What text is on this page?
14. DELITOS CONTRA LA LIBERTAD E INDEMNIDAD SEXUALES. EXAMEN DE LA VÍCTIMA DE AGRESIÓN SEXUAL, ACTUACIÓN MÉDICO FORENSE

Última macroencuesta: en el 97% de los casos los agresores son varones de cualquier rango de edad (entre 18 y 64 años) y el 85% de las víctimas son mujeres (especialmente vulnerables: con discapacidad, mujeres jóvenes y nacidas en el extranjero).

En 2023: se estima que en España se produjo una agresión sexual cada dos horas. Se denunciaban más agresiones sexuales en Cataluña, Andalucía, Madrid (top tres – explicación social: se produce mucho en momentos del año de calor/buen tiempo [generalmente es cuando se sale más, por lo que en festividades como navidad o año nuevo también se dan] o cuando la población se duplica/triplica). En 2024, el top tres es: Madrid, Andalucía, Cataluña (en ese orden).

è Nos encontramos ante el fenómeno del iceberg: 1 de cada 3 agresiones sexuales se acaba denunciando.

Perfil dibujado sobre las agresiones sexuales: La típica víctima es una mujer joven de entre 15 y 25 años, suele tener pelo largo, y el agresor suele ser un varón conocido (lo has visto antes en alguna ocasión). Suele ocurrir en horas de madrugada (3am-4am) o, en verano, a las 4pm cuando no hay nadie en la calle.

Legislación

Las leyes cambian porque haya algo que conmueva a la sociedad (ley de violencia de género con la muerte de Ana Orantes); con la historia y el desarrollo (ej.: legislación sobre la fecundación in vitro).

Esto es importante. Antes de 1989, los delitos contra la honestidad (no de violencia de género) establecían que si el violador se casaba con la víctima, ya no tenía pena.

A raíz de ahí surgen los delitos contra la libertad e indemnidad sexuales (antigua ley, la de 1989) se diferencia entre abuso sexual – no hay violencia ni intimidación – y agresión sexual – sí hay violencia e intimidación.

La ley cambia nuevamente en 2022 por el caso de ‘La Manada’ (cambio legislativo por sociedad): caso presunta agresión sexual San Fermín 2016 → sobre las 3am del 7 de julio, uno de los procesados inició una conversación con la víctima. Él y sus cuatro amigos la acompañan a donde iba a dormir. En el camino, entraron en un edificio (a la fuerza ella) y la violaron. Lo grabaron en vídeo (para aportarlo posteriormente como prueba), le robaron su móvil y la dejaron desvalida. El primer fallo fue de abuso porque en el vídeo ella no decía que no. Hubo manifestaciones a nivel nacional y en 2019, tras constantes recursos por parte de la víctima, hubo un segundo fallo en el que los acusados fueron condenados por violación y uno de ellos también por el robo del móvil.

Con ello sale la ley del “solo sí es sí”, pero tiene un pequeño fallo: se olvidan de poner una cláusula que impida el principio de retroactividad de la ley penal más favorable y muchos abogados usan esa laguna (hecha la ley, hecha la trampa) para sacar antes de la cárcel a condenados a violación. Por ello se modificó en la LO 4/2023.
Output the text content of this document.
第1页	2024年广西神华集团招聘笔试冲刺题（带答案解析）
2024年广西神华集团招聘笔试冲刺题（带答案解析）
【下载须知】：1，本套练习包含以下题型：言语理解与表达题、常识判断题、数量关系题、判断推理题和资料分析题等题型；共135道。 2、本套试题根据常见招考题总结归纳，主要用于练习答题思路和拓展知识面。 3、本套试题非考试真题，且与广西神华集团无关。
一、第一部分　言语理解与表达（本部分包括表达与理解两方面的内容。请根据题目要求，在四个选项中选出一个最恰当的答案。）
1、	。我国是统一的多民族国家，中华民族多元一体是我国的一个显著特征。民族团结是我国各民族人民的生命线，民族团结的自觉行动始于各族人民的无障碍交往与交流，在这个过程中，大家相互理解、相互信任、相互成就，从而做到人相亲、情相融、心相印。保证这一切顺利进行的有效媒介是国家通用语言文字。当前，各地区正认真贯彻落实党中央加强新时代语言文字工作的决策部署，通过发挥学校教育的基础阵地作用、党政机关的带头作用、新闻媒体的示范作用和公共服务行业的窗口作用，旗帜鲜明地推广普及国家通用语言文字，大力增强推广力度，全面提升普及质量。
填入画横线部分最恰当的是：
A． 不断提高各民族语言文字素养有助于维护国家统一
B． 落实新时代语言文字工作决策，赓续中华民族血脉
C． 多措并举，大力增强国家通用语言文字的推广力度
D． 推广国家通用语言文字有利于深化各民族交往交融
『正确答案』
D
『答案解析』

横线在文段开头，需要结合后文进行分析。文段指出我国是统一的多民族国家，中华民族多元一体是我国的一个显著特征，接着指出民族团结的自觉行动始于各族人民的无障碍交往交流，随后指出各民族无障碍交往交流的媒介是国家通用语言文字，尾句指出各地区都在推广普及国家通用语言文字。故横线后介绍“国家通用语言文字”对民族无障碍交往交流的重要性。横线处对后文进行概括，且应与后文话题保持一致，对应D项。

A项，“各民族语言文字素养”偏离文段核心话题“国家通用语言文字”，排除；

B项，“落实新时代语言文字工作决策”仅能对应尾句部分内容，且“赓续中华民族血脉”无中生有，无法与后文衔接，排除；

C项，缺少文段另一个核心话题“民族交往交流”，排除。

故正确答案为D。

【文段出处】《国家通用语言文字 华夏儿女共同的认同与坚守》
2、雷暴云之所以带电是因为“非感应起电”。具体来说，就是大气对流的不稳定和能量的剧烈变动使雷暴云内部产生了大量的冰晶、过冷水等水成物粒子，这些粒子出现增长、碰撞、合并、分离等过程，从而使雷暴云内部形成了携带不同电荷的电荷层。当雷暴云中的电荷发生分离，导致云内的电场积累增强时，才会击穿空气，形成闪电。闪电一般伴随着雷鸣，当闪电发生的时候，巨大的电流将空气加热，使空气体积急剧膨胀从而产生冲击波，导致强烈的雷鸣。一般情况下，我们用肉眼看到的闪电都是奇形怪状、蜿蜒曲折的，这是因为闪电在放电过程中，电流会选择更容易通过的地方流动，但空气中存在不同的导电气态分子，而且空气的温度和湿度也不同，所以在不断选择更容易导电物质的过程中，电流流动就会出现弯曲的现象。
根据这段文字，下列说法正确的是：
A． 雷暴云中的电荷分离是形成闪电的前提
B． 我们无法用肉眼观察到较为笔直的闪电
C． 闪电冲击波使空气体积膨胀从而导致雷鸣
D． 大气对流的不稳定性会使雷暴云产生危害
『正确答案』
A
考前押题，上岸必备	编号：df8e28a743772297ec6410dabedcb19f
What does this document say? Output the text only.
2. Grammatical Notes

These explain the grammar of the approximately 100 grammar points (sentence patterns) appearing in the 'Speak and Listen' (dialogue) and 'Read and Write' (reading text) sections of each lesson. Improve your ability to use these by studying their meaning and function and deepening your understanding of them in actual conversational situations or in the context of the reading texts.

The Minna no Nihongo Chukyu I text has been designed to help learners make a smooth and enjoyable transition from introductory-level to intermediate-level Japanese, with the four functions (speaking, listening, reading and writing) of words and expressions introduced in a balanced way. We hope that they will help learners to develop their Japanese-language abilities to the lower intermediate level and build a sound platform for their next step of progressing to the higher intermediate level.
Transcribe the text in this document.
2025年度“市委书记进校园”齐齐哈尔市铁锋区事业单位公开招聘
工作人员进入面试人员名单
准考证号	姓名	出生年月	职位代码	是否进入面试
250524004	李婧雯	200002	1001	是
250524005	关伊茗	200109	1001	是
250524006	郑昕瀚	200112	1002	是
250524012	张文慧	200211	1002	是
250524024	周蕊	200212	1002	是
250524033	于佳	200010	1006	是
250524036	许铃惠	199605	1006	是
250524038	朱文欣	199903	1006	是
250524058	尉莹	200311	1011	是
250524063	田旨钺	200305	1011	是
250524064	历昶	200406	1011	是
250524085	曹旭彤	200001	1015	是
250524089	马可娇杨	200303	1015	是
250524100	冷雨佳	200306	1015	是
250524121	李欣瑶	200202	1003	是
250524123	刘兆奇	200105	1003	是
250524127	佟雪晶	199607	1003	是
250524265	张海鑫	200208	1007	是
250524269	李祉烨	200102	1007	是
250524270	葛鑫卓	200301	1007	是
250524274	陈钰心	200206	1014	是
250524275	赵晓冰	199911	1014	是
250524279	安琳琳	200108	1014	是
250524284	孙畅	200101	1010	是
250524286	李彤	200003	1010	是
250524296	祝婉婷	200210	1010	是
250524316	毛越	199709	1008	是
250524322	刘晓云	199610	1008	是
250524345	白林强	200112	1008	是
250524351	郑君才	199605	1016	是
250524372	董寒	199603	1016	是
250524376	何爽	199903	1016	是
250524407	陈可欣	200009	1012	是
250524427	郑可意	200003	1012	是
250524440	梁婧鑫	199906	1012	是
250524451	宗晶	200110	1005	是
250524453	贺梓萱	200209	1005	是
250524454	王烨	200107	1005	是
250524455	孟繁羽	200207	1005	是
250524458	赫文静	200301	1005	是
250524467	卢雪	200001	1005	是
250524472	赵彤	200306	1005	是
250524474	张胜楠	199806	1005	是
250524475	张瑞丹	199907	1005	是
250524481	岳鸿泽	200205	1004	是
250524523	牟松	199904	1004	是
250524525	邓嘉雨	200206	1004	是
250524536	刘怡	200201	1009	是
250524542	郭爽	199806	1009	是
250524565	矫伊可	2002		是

+ + + + +

*THE EXERCISE:*
Select, from the listing, all lines that include the word "fallo".

*EXERCISE RESULT:*
La ley cambia nuevamente en 2022 por el caso de ‘La Manada’ (cambio legislativo por sociedad): caso presunta agresión sexual San Fermín 2016 → sobre las 3am del 7 de julio, uno de los procesados inició una conversación con la víctima. Él y sus cuatro amigos la acompañan a donde iba a dormir. En el camino, entraron en un edificio (a la fuerza ella) y la violaron. Lo grabaron en vídeo (para aportarlo posteriormente como prueba), le robaron su móvil y la dejaron desvalida. El primer fallo fue de abuso porque en el vídeo ella no decía que no. Hubo manifestaciones a nivel nacional y en 2019, tras constantes recursos por parte de la víctima, hubo un segundo fallo en el que los acusados fueron condenados por violación y uno de ellos también por el robo del móvil.
Con ello sale la ley del “solo sí es sí”, pero tiene un pequeño fallo: se olvidan de poner una cláusula que impida el principio de retroactividad de la ley penal más favorable y muchos abogados usan esa laguna (hecha la ley, hecha la trampa) para sacar antes de la cárcel a condenados a violación. Por ello se modificó en la LO 4/2023.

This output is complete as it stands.